→ **Work request**
Nothing but the pictures may be dropped; the rest of the listing is to be written out exactly.

→ **Input material**
|---|
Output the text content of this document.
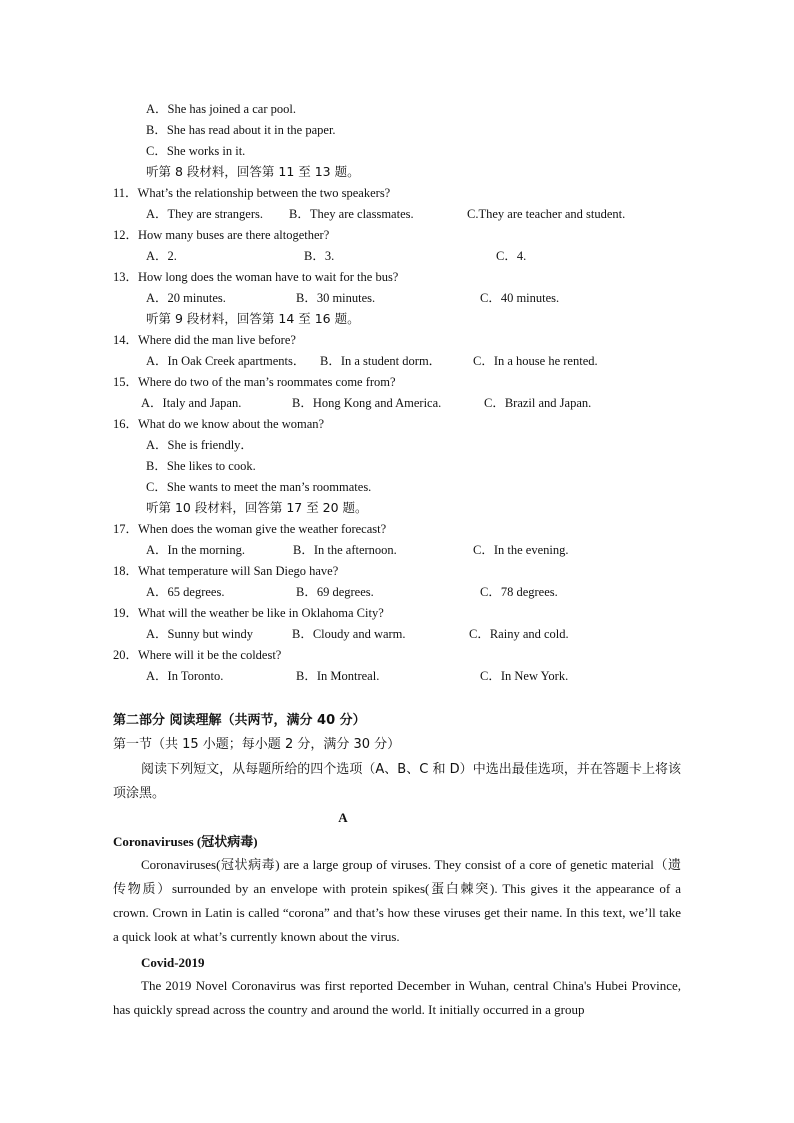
A．She has joined a car pool.
B．She has read about it in the paper.
C．She works in it.
听第 8 段材料，回答第 11 至 13 题。
11．What’s the relationship between the two speakers?
A．They are strangers. B．They are classmates.	C.They are teacher and student.
12．How many buses are there altogether?
A．2.	B．3.	C．4.
13．How long does the woman have to wait for the bus?
A．20 minutes.	B．30 minutes.	C．40 minutes.
听第 9 段材料，回答第 14 至 16 题。
14．Where did the man live before?
A．In Oak Creek apartments． B．In a student dorm．	C．In a house he rented.
15．Where do two of the man’s roommates come from?
A．Italy and Japan.	B．Hong Kong and America.	C．Brazil and Japan.
16．What do we know about the woman?
A．She is friendly．
B．She likes to cook.
C．She wants to meet the man’s roommates.
听第 10 段材料，回答第 17 至 20 题。
17．When does the woman give the weather forecast?
A．In the morning.	B．In the afternoon.	C．In the evening.
18．What temperature will San Diego have?
A．65 degrees.	B．69 degrees.	C．78 degrees.
19．What will the weather be like in Oklahoma City?
A．Sunny but windy	B．Cloudy and warm.	C．Rainy and cold.
20．Where will it be the coldest?
A．In Toronto.	B．In Montreal.	C．In New York.
第二部分 阅读理解（共两节，满分 40 分）
第一节（共 15 小题；每小题 2 分，满分 30 分）
阅读下列短文，从每题所给的四个选项（A、B、C 和 D）中选出最佳选项，并在答题卡上将该项涂黑。
A
Coronaviruses (冠状病毒)
Coronaviruses(冠状病毒) are a large group of viruses. They consist of a core of genetic material（遗传物质）surrounded by an envelope with protein spikes(蛋白棘突). This gives it the appearance of a crown. Crown in Latin is called “corona” and that’s how these viruses get their name. In this text, we’ll take a quick look at what’s currently known about the virus.
Covid-2019
The 2019 Novel Coronavirus was first reported December in Wuhan, central China's Hubei Province, has quickly spread across the country and around the world. It initially occurred in a group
|---|
→ **Task result**
Output the text content of this document.
A．She has joined a car pool.
B．She has read about it in the paper.
C．She works in it.
听第 8 段材料，回答第 11 至 13 题。
11．What’s the relationship between the two speakers?
A．They are strangers. B．They are classmates.	C.They are teacher and student.
12．How many buses are there altogether?
A．2.	B．3.	C．4.
13．How long does the woman have to wait for the bus?
A．20 minutes.	B．30 minutes.	C．40 minutes.
听第 9 段材料，回答第 14 至 16 题。
14．Where did the man live before?
A．In Oak Creek apartments． B．In a student dorm．	C．In a house he rented.
15．Where do two of the man’s roommates come from?
A．Italy and Japan.	B．Hong Kong and America.	C．Brazil and Japan.
16．What do we know about the woman?
A．She is friendly．
B．She likes to cook.
C．She wants to meet the man’s roommates.
听第 10 段材料，回答第 17 至 20 题。
17．When does the woman give the weather forecast?
A．In the morning.	B．In the afternoon.	C．In the evening.
18．What temperature will San Diego have?
A．65 degrees.	B．69 degrees.	C．78 degrees.
19．What will the weather be like in Oklahoma City?
A．Sunny but windy	B．Cloudy and warm.	C．Rainy and cold.
20．Where will it be the coldest?
A．In Toronto.	B．In Montreal.	C．In New York.
第二部分 阅读理解（共两节，满分 40 分）
第一节（共 15 小题；每小题 2 分，满分 30 分）
阅读下列短文，从每题所给的四个选项（A、B、C 和 D）中选出最佳选项，并在答题卡上将该项涂黑。
A
Coronaviruses (冠状病毒)
Coronaviruses(冠状病毒) are a large group of viruses. They consist of a core of genetic material（遗传物质）surrounded by an envelope with protein spikes(蛋白棘突). This gives it the appearance of a crown. Crown in Latin is called “corona” and that’s how these viruses get their name. In this text, we’ll take a quick look at what’s currently known about the virus.
Covid-2019
The 2019 Novel Coronavirus was first reported December in Wuhan, central China's Hubei Province, has quickly spread across the country and around the world. It initially occurred in a group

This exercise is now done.